Search the material below for the word "name". Copy every line that has it.

Provided information:

* START *

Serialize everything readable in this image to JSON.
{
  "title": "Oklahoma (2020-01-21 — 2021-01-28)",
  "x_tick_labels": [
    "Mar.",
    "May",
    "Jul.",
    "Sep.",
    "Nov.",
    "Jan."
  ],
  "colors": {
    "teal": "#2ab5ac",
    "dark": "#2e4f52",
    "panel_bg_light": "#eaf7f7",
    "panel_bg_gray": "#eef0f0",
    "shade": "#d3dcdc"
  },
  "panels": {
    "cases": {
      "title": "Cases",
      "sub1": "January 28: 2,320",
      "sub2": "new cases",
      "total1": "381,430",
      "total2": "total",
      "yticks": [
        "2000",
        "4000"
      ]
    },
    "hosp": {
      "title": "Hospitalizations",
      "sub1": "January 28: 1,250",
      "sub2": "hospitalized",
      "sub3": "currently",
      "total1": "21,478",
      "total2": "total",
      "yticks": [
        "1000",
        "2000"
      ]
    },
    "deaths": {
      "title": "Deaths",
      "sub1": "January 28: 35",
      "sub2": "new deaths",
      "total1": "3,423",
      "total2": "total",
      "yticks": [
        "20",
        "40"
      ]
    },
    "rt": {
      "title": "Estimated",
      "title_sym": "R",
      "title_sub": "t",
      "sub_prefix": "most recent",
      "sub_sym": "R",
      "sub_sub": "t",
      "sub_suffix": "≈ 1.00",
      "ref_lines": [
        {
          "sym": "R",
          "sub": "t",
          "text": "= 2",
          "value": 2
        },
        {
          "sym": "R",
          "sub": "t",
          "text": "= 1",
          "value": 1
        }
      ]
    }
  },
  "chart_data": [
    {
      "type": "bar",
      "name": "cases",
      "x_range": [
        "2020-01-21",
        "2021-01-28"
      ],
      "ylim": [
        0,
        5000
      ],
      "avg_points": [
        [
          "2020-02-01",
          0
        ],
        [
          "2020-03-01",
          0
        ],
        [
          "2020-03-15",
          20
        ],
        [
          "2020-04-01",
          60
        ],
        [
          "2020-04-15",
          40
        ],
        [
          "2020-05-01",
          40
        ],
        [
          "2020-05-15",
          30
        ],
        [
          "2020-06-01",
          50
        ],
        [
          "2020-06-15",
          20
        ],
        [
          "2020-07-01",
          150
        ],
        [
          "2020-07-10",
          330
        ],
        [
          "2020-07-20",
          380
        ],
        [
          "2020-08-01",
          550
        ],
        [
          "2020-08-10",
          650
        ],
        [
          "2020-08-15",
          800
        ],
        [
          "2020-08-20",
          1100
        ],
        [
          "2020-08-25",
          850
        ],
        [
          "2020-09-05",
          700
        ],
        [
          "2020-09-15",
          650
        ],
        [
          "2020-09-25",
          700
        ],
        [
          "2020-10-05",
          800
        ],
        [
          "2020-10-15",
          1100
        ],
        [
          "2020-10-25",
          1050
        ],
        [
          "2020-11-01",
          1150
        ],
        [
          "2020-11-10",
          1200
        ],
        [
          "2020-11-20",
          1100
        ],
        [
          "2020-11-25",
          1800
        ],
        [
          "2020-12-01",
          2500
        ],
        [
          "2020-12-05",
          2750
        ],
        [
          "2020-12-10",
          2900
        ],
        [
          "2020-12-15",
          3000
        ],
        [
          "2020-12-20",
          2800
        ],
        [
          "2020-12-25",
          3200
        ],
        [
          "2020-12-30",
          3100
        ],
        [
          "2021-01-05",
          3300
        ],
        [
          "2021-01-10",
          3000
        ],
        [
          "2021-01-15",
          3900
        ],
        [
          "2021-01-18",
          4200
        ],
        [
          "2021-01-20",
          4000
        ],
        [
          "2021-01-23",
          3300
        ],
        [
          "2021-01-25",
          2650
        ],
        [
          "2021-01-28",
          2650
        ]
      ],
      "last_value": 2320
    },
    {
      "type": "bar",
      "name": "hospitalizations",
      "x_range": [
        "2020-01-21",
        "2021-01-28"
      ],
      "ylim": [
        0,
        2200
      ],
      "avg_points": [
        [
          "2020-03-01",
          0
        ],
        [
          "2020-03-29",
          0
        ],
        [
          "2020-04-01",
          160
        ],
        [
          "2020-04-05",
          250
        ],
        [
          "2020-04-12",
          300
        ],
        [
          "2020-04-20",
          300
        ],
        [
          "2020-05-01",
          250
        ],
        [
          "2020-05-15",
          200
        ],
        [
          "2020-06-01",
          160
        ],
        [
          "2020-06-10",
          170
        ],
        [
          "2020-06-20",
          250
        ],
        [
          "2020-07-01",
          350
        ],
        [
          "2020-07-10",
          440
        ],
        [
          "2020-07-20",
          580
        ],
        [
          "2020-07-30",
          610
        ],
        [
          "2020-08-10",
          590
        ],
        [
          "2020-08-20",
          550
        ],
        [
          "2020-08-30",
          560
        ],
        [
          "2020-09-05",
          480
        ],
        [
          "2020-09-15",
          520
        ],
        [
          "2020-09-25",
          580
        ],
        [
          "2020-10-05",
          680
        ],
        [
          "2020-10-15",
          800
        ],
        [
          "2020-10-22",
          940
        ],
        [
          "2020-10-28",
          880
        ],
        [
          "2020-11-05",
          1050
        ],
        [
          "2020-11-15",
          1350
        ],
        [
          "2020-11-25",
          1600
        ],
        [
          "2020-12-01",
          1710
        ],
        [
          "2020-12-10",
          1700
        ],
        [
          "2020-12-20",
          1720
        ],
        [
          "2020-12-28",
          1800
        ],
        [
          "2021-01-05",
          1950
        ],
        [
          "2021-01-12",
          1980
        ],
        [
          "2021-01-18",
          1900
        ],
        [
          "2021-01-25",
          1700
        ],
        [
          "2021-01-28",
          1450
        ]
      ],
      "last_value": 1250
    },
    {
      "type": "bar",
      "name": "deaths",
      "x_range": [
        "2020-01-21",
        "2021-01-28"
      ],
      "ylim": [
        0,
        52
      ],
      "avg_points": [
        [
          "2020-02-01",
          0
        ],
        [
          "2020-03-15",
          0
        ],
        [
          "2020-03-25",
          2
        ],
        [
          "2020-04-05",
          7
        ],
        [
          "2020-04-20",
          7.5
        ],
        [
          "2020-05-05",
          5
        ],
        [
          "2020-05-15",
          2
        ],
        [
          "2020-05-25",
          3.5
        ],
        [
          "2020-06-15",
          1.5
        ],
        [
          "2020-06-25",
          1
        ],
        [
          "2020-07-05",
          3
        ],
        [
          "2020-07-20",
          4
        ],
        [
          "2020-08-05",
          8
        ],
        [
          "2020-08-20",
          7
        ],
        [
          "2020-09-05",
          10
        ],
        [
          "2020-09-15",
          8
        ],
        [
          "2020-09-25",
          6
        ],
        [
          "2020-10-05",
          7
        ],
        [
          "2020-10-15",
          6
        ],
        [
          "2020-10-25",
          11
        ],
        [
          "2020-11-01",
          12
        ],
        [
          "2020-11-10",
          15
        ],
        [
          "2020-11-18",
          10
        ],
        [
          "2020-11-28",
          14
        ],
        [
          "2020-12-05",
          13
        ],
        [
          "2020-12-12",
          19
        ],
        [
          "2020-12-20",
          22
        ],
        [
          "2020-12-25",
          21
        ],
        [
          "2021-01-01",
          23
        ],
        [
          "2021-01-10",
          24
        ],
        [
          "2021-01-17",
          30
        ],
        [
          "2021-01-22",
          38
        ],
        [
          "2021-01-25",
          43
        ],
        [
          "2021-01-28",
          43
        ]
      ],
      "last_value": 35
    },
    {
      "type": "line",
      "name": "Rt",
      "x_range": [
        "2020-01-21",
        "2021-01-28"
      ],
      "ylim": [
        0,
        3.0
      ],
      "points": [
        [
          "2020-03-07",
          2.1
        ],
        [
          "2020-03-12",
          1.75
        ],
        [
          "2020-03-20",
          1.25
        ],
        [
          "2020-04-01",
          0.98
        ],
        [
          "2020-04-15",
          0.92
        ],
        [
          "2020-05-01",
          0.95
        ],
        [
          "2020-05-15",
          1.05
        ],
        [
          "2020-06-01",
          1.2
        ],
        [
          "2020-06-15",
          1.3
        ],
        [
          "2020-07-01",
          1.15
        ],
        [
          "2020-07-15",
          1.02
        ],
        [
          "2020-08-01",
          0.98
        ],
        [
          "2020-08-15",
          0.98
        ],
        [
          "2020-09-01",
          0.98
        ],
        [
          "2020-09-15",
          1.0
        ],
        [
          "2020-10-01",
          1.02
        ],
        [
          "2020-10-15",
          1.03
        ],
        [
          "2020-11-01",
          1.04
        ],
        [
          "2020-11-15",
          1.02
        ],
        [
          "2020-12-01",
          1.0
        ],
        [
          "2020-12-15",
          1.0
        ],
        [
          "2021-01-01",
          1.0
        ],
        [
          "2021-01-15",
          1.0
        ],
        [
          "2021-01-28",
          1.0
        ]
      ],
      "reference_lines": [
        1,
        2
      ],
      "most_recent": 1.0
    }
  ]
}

* END *

Written answer:
      "name": "cases",
      "name": "hospitalizations",
      "name": "deaths",
      "name": "Rt",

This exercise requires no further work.